→ **STATED EXERCISE**
Records follow. Copy every line with "name".

★ ★ ★ ★ ★ ★ ★

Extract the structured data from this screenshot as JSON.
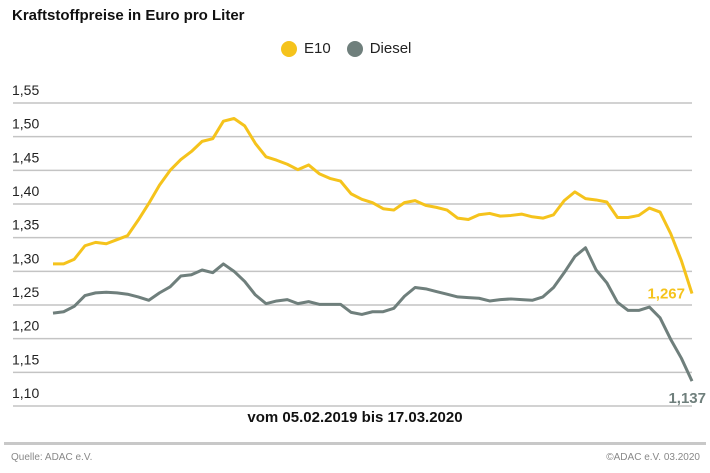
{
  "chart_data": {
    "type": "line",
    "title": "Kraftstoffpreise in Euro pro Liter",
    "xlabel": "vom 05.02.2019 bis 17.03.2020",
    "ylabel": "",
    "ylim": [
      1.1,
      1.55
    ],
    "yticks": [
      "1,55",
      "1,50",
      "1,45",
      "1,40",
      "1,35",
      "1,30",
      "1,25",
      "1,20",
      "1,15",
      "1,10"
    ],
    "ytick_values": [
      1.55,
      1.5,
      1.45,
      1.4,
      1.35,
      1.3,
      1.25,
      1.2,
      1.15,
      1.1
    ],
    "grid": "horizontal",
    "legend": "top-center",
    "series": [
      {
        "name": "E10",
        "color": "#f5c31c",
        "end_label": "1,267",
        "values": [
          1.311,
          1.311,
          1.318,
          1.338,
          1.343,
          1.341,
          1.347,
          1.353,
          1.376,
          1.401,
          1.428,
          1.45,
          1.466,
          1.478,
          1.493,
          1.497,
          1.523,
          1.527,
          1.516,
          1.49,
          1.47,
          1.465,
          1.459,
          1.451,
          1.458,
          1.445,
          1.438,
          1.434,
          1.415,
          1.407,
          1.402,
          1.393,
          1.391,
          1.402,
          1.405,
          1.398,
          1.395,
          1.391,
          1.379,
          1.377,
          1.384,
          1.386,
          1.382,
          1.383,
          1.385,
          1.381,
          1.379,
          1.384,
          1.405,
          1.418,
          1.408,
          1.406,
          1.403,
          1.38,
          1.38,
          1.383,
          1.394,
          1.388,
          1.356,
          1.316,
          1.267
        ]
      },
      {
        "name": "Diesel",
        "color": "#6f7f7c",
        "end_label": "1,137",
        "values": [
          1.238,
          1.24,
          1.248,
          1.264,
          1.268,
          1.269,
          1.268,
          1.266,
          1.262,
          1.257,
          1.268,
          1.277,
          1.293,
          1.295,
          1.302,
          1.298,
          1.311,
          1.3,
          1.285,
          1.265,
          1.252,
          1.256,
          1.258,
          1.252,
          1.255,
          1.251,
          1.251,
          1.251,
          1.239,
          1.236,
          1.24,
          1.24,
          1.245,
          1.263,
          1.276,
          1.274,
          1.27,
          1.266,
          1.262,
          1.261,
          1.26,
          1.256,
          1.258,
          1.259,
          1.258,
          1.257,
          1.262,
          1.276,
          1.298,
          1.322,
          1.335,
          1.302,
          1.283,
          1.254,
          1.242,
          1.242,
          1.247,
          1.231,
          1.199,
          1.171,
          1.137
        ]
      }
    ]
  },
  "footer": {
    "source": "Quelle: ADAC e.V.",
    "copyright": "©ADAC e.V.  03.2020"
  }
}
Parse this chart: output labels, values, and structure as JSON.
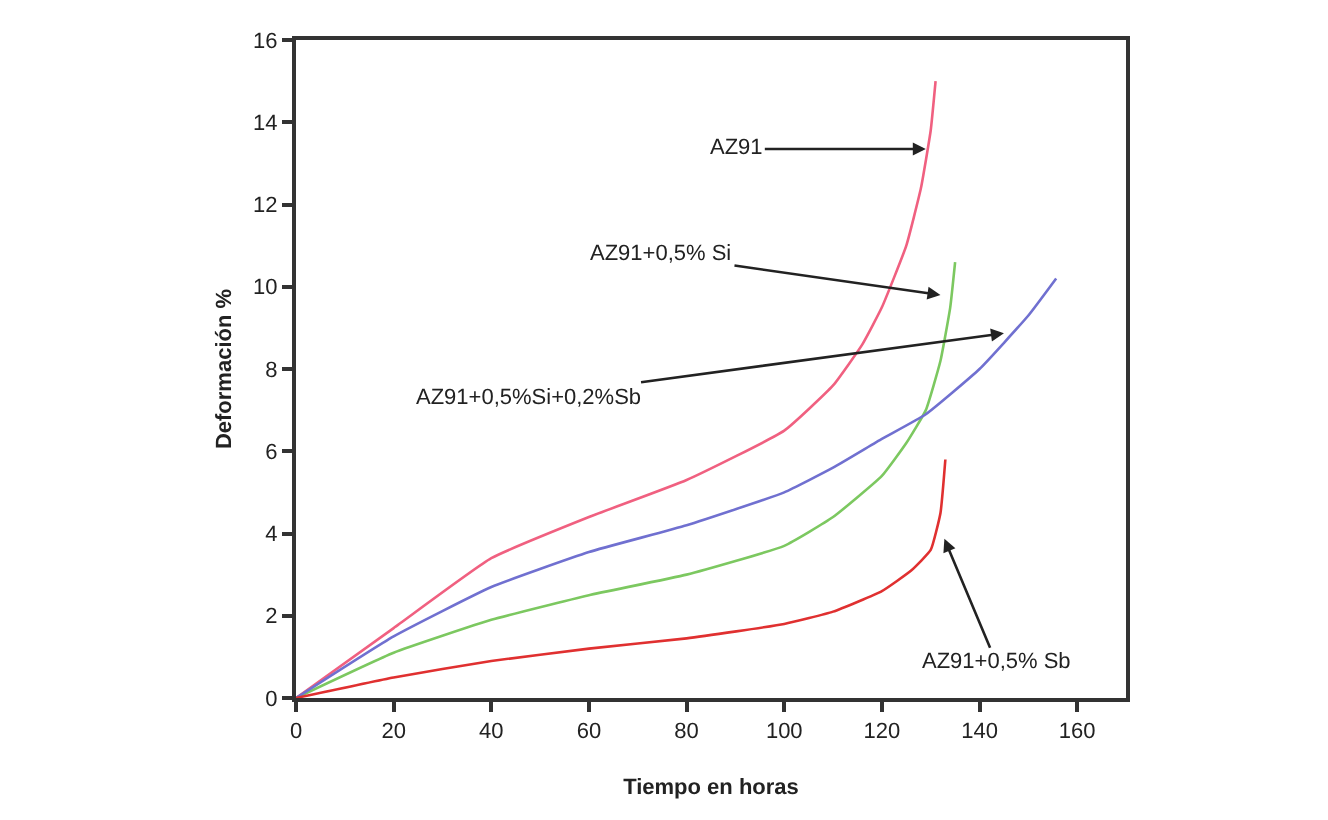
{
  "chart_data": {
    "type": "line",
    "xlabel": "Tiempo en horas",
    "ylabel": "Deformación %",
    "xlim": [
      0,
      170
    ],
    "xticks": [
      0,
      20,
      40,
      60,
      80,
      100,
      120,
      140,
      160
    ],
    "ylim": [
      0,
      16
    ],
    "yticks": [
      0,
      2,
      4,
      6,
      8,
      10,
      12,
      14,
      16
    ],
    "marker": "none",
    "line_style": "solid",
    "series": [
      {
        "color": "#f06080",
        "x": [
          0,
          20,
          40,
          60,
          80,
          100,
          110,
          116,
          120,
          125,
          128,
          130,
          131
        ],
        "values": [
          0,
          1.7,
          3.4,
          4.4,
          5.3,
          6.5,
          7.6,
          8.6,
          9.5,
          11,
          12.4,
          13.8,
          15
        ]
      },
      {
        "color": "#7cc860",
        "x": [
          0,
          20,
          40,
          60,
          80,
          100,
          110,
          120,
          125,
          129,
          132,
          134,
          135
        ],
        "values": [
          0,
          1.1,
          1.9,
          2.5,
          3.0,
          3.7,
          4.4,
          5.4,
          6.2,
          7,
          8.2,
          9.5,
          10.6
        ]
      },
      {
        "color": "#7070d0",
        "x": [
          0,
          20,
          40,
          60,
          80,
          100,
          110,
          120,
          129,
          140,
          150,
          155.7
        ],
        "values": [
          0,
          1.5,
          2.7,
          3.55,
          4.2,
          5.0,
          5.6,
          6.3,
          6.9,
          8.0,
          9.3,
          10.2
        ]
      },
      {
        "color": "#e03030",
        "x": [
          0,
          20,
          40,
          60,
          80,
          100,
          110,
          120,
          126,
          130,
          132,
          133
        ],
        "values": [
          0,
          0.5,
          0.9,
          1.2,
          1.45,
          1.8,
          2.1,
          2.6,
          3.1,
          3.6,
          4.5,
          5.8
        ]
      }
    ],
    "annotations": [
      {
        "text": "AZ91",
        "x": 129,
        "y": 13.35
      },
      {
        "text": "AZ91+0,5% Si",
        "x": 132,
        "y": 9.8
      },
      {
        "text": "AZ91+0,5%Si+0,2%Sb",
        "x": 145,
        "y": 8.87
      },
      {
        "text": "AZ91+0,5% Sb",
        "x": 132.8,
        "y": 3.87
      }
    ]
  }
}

★ ★ ★ ★ ★ ★ ★

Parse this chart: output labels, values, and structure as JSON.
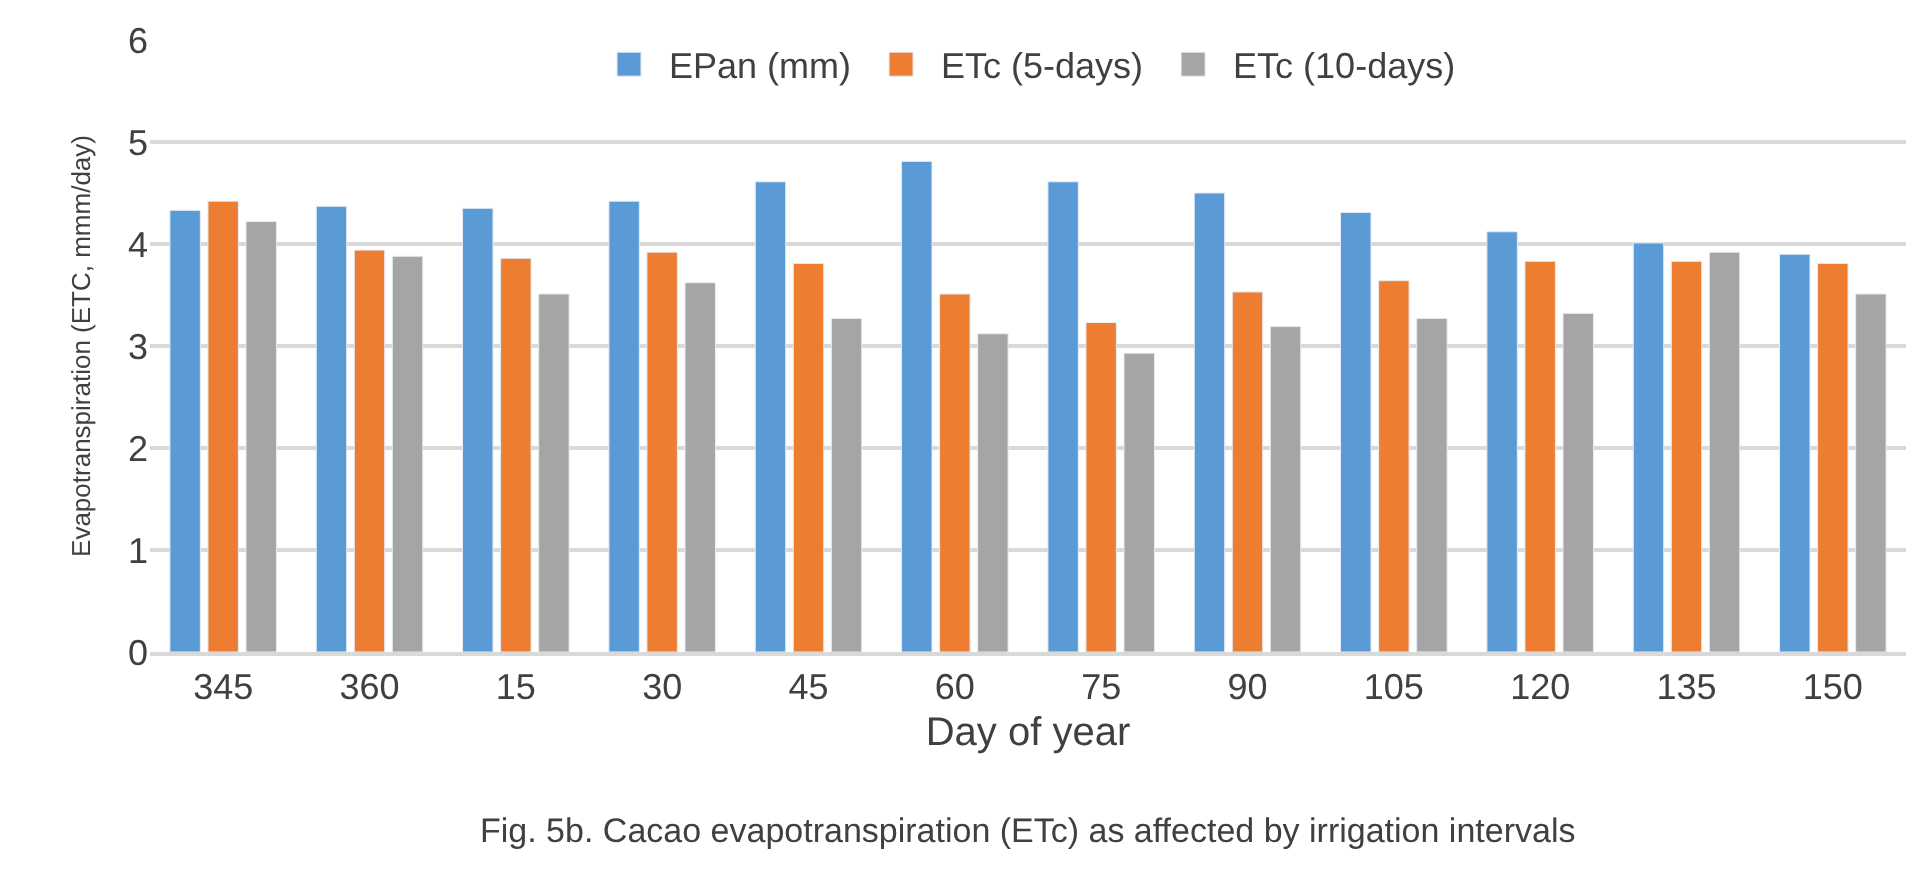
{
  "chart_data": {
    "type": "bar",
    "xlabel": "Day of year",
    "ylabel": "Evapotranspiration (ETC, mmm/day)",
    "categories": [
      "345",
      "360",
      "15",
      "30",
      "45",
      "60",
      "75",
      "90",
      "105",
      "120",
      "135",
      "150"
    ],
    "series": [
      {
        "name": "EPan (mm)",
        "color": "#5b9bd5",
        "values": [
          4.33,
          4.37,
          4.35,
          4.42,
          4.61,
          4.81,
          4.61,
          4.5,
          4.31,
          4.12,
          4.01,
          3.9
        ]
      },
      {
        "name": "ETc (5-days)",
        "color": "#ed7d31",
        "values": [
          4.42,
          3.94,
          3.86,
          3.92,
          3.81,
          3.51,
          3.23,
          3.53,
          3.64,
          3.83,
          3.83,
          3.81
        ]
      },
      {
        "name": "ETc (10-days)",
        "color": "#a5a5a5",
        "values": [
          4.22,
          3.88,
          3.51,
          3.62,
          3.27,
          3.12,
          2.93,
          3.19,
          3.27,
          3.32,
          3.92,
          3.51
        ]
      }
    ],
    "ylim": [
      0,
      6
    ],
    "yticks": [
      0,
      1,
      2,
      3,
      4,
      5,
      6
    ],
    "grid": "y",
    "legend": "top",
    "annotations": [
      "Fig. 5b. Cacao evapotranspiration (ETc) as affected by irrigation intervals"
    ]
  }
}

★ ★ ★ ★ ★ ★ ★

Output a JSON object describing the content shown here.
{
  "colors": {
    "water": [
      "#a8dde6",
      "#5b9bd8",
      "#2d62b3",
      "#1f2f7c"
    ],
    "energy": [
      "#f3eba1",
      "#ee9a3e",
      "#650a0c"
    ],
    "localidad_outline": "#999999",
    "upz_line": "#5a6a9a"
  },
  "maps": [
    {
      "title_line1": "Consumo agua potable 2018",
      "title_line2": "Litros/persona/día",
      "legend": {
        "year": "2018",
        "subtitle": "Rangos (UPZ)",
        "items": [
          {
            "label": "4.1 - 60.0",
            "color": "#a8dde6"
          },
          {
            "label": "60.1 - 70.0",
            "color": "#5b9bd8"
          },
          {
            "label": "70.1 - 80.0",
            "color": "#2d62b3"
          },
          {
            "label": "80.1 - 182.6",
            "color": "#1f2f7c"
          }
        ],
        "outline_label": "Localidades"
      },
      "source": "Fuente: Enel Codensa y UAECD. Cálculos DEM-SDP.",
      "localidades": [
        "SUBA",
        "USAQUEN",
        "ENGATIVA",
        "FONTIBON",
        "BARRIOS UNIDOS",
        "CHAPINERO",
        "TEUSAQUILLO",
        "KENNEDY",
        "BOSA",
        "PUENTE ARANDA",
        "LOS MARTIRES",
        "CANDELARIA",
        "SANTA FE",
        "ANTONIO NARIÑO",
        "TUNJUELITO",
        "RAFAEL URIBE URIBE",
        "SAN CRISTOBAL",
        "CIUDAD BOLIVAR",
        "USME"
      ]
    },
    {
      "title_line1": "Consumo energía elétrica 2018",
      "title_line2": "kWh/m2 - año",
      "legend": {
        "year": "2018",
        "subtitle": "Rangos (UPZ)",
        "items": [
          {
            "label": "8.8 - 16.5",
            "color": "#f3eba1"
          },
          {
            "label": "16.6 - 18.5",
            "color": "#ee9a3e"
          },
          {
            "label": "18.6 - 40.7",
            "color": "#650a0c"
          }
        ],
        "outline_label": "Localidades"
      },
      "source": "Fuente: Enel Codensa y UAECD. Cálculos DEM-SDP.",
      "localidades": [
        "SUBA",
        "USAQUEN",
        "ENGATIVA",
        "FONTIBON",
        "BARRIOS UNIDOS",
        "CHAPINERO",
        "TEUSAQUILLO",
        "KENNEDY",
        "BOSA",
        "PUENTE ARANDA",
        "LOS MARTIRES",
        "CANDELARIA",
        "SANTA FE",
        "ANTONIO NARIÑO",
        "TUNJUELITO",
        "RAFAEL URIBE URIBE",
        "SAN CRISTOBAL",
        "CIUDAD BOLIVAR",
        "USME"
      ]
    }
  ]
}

★ ★ ★ ★ ★ ★ ★

→ **WORKED SOLUTION**
        "name": "E10",
        "name": "Diesel",
        "name": "EPan (mm)",
        "name": "ETc (5-days)",
        "name": "ETc (10-days)",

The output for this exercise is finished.